* **Given request A**
Copy out every row, word for word, from the row containing "data-point-series-2 (228, 310, 238, 320)" down to the row containing "x-tick-label: 20年 (1126, 622, 1150, 667)", including both of those rows.

The propagation time, assuming neglible (many) other factors, would be:
$$ RTT = 2 * 8,000 kms / {\frac{299,792 kms}{1 sec}} =~ 53.4 ms $$
(OK, that IP is probably closer to Europe than that 😅)
The 3d hop, 81.46.34.125, which is reasonably well geolocalized to
the beatiful city of 📍Madrid (Spain),
some 600 Kms away from Barcelona (or ~4ms), gives almost 1.5x the RTT to the
middle of USA.
We seem to be measuring something more than purely the RTT, something that
sets traceroute RTT measurements way way off.
And the answer is… #
We are also measuring the time the router takes to generate and send the ICMP packet back (processing time). And, due to the hardware architecture of many routers, this is usually NOT done in the Forwarding Plane, but rather in the Control Plane:
Routers: Control Plane protections and their implications
TTL=0 packets trigger an exception
in the Forwarding Plane, and the offending packet is sent to the Control Plane.

* **Given request B**
Pick up the passage on traceroute round-trip times and keep writing from its last sentence.

* **Dataset records**
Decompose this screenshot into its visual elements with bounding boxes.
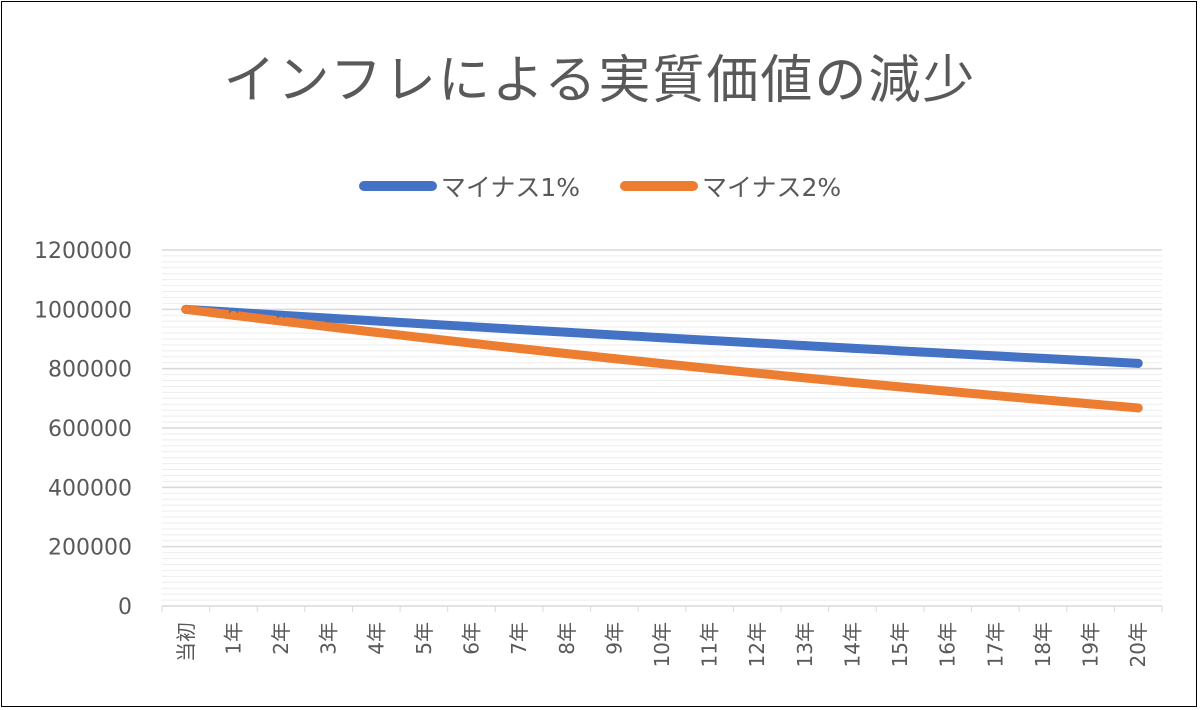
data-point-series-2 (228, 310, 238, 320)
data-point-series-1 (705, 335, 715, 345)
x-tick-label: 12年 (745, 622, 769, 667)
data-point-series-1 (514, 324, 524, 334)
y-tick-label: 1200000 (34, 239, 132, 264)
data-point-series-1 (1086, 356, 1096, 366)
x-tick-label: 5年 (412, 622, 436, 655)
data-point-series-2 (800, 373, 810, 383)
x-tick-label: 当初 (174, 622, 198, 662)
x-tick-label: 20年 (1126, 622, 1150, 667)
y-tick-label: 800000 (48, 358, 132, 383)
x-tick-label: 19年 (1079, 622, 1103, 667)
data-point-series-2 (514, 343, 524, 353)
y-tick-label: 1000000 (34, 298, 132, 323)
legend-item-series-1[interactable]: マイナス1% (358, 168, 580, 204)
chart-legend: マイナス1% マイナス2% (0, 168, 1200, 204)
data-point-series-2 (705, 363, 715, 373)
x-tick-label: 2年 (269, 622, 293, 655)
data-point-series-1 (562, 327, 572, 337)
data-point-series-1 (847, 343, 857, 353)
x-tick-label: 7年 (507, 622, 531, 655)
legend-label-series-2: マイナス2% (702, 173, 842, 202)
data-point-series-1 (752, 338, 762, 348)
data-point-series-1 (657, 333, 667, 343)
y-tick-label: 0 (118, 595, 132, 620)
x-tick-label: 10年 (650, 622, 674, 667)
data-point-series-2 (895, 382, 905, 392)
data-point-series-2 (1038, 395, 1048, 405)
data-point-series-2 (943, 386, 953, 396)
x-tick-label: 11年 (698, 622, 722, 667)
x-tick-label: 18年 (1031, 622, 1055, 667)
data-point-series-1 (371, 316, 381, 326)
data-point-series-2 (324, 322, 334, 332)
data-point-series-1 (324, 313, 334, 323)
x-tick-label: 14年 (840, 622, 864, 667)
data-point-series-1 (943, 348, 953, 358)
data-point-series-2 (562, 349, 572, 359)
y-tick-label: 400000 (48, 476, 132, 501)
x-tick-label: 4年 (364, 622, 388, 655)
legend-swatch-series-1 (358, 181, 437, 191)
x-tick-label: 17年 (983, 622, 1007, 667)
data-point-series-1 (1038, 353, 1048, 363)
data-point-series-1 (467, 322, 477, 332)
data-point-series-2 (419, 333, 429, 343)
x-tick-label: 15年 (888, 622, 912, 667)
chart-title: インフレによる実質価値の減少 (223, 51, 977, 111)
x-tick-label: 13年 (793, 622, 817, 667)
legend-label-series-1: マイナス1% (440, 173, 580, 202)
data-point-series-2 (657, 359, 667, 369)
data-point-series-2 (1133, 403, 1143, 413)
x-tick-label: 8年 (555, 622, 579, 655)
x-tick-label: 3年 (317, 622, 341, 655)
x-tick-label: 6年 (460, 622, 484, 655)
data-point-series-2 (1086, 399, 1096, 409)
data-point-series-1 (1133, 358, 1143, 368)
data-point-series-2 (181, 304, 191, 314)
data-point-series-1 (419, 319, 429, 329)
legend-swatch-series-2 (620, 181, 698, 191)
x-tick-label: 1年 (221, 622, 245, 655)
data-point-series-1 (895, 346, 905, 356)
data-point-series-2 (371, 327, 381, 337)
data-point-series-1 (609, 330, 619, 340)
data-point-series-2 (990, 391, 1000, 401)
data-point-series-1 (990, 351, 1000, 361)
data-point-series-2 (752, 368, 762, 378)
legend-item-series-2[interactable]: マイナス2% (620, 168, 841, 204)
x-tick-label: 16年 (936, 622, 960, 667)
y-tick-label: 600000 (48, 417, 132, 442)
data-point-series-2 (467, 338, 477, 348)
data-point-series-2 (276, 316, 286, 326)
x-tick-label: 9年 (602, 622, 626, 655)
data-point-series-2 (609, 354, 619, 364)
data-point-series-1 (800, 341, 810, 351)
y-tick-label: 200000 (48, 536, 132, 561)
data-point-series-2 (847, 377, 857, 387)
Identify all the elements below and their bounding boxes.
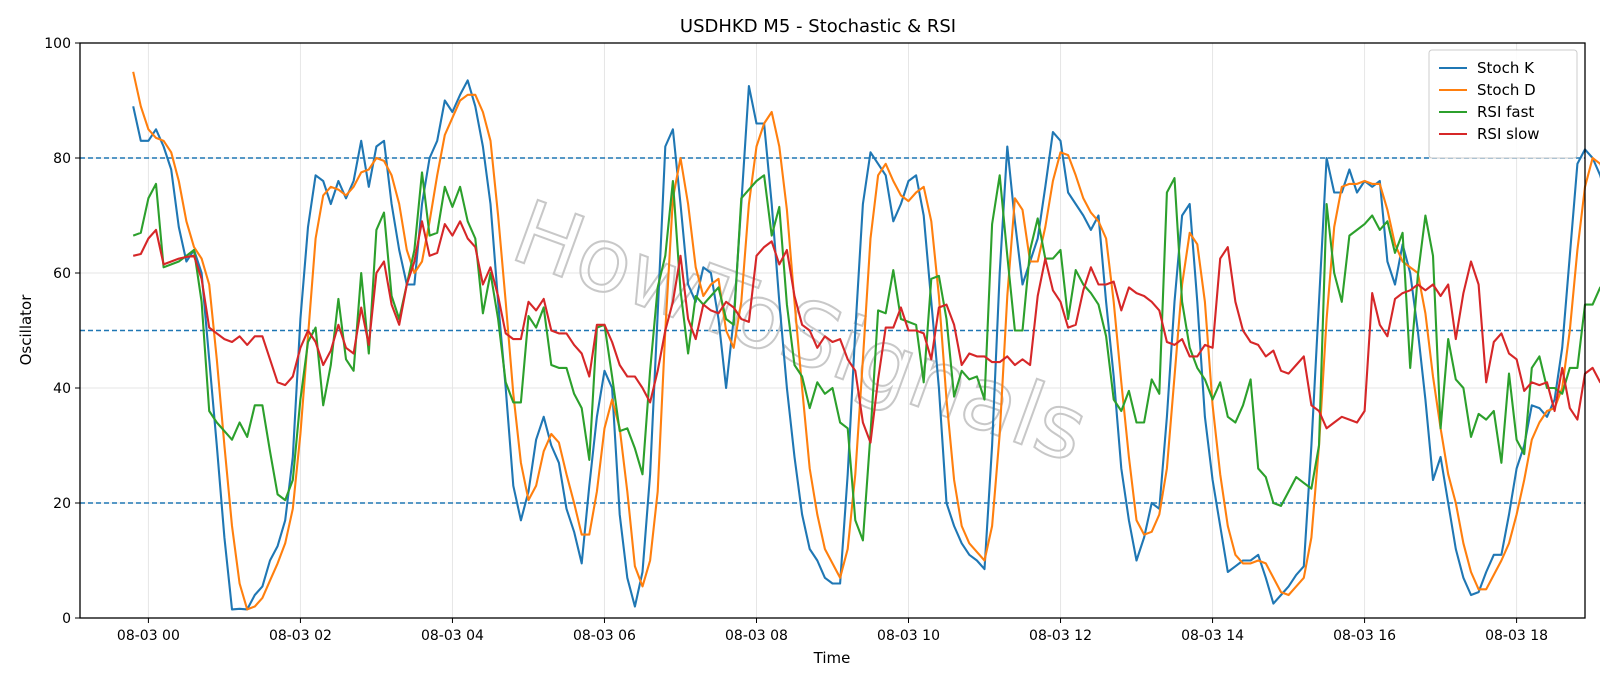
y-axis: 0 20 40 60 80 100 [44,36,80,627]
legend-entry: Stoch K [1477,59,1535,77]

* **Final answer A**
data-point-series-2 (228, 310, 238, 320)
data-point-series-1 (705, 335, 715, 345)
x-tick-label: 12年 (745, 622, 769, 667)
data-point-series-1 (514, 324, 524, 334)
y-tick-label: 1200000 (34, 239, 132, 264)
data-point-series-1 (1086, 356, 1096, 366)
x-tick-label: 5年 (412, 622, 436, 655)
data-point-series-2 (800, 373, 810, 383)
x-tick-label: 当初 (174, 622, 198, 662)
x-tick-label: 20年 (1126, 622, 1150, 667)

* **Final answer B**
Packets destined to the Control Plane are heavily rate-limited and QoS enforced,
and can even be lost. In fact, this is likely what happened to the first probe
of the 12th hop using TCP:
12 * 142.251.254.74 43.128 ms 40.690 ms
At the same time, the Control Plane might postpone the low-priority task of
generating the ICMP time exceeded packet if it has more urgent things to do.
So what we are seeing here is that the router 81.46.34.125 is much slower
in generating ICMP messages than the routers in hops 4th-10th.
Case closed! 🥳
Bonus: is it even possible to measure RTTs without involving the Control Plane? #
Yes, sometimes.
A good example is Bidirectional Forwarding Detection. BFD, under a set of very specific conditions, can reliably estimate the RTT at the dataplane level with a L3 adjacent neighbour by using the Echo mode.
In this mode, the router injects BFD packets to the interfaces where it expects BFD peers, with the source and destination IPs set to its own IP address. This forces the directly connected peer router to hair-pin the traffic back to the ingress interface. The packet is sent back directly from the Forwarding Plane, and is a proof that the link is working. In addition, a timestamp can be added when sending the packet, so that the RTT can be reliably calculated when the packet is echoed without the need to keep clocks in tight synchronization between devices.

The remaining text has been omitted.